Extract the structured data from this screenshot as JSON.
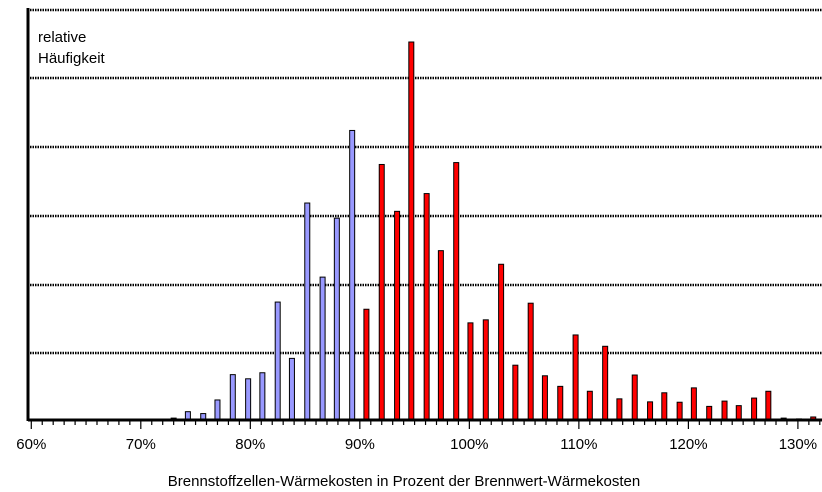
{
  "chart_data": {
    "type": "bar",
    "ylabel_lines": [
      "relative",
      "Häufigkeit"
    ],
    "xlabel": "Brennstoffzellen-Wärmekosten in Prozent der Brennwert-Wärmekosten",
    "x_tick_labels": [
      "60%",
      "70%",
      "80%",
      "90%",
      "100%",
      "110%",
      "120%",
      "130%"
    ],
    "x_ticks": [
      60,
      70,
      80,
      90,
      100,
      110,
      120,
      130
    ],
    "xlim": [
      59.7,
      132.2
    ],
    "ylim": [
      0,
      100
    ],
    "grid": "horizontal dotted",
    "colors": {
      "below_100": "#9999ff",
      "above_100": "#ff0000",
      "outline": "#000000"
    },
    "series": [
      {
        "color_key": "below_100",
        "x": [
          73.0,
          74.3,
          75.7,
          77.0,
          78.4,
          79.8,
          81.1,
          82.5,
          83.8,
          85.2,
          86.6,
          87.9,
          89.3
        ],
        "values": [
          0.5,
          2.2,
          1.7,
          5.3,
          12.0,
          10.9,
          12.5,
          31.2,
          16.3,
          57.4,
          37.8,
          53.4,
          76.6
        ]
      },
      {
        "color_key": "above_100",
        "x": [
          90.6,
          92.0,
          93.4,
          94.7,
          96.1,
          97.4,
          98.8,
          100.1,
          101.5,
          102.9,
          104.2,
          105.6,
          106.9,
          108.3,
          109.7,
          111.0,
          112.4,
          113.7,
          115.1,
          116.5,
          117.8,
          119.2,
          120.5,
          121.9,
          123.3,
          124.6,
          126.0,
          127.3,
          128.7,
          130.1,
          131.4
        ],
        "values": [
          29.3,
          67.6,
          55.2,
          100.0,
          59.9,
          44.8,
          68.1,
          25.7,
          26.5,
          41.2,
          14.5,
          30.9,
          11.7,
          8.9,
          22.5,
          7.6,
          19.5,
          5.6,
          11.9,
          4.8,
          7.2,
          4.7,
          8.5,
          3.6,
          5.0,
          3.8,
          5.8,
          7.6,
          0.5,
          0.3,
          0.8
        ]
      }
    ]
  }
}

————

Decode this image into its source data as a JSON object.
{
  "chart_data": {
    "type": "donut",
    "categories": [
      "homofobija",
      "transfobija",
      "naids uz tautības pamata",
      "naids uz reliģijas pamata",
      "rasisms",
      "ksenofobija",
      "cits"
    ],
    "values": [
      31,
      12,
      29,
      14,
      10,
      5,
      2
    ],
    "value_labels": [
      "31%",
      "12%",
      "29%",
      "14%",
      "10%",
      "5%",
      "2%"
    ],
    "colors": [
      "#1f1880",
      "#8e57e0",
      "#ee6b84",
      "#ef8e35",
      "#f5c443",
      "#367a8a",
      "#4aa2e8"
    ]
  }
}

————

**Given exercise:** Tally up the lines in the preceding listing that contain the string "JSON". Respond with the number and nothing else.

**Task result:** 2